START Dataset

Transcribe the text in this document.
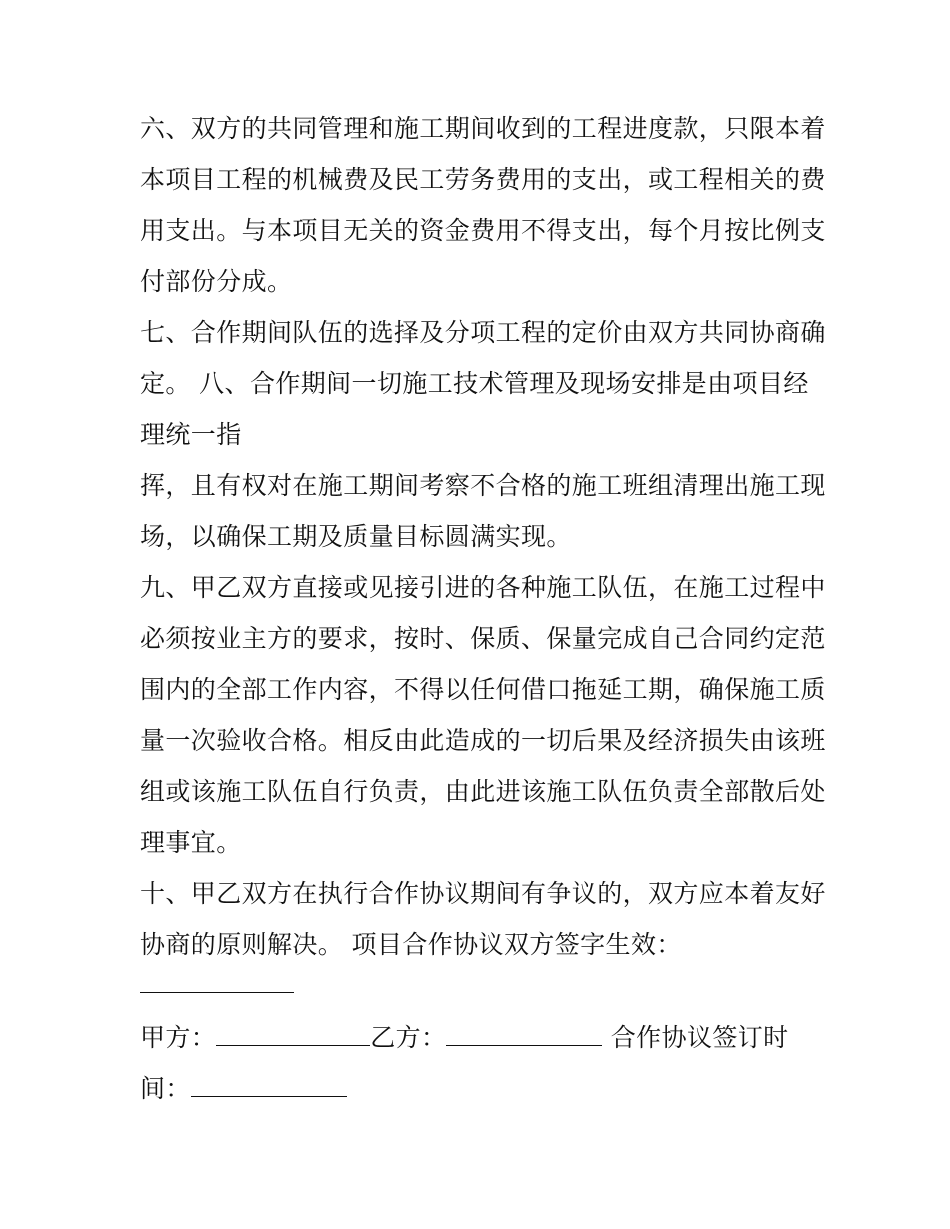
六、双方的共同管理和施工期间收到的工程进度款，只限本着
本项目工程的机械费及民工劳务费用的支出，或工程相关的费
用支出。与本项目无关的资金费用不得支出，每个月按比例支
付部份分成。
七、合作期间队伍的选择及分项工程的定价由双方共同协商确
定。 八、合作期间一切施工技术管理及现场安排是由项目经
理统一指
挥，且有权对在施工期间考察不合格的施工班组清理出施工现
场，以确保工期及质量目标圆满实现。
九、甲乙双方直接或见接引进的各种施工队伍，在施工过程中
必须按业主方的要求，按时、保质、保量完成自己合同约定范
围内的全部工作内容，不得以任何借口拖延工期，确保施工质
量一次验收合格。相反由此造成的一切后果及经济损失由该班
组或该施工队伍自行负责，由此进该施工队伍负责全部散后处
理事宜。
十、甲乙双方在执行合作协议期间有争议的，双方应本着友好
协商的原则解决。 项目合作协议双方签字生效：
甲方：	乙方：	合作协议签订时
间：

END Dataset

• Written problem: Using the material above, set down every line exactly, but skip the pictures.

• Expected answer:
Transcribe the text in this document.
六、双方的共同管理和施工期间收到的工程进度款，只限本着
本项目工程的机械费及民工劳务费用的支出，或工程相关的费
用支出。与本项目无关的资金费用不得支出，每个月按比例支
付部份分成。
七、合作期间队伍的选择及分项工程的定价由双方共同协商确
定。 八、合作期间一切施工技术管理及现场安排是由项目经
理统一指
挥，且有权对在施工期间考察不合格的施工班组清理出施工现
场，以确保工期及质量目标圆满实现。
九、甲乙双方直接或见接引进的各种施工队伍，在施工过程中
必须按业主方的要求，按时、保质、保量完成自己合同约定范
围内的全部工作内容，不得以任何借口拖延工期，确保施工质
量一次验收合格。相反由此造成的一切后果及经济损失由该班
组或该施工队伍自行负责，由此进该施工队伍负责全部散后处
理事宜。
十、甲乙双方在执行合作协议期间有争议的，双方应本着友好
协商的原则解决。 项目合作协议双方签字生效：
甲方：	乙方：	合作协议签订时
间：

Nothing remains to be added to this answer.